**TASK STATEMENT:**
Search the records below for the word "using" and show every line where it occurs.

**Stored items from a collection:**

╔══

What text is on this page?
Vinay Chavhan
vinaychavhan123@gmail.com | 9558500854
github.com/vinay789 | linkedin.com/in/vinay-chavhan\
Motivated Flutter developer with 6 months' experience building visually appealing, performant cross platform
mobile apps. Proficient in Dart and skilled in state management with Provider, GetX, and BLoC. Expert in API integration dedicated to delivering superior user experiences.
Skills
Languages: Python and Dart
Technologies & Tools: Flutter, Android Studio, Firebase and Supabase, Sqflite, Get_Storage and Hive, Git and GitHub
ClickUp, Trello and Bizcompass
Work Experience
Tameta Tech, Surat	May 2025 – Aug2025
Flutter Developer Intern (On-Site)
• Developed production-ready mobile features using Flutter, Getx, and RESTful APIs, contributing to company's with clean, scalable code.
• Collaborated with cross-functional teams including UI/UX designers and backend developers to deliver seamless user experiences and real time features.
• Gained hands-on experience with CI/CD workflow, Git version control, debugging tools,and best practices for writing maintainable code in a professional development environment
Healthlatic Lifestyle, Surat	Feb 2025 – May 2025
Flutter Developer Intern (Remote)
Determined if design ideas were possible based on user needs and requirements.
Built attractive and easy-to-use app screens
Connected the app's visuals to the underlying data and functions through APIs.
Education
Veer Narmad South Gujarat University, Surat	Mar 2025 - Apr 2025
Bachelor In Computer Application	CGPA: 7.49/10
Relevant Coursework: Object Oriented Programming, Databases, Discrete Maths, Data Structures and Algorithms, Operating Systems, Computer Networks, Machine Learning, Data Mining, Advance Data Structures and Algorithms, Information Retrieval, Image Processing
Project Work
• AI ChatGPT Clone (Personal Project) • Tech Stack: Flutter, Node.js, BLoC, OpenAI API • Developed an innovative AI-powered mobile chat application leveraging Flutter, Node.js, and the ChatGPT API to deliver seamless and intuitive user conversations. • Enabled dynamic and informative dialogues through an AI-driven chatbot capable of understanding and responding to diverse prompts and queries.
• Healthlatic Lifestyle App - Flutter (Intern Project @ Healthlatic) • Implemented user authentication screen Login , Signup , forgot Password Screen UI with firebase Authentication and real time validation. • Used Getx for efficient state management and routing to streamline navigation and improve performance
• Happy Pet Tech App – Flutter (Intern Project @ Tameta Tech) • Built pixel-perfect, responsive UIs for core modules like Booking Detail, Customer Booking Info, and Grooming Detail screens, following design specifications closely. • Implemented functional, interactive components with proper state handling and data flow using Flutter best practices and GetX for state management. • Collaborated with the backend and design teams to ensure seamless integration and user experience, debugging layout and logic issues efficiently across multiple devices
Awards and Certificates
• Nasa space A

╚══

**FINISHED TASK:**
• Developed production-ready mobile features using Flutter, Getx, and RESTful APIs, contributing to company's with clean, scalable code.
• Happy Pet Tech App – Flutter (Intern Project @ Tameta Tech) • Built pixel-perfect, responsive UIs for core modules like Booking Detail, Customer Booking Info, and Grooming Detail screens, following design specifications closely. • Implemented functional, interactive components with proper state handling and data flow using Flutter best practices and GetX for state management. • Collaborated with the backend and design teams to ensure seamless integration and user experience, debugging layout and logic issues efficiently across multiple devices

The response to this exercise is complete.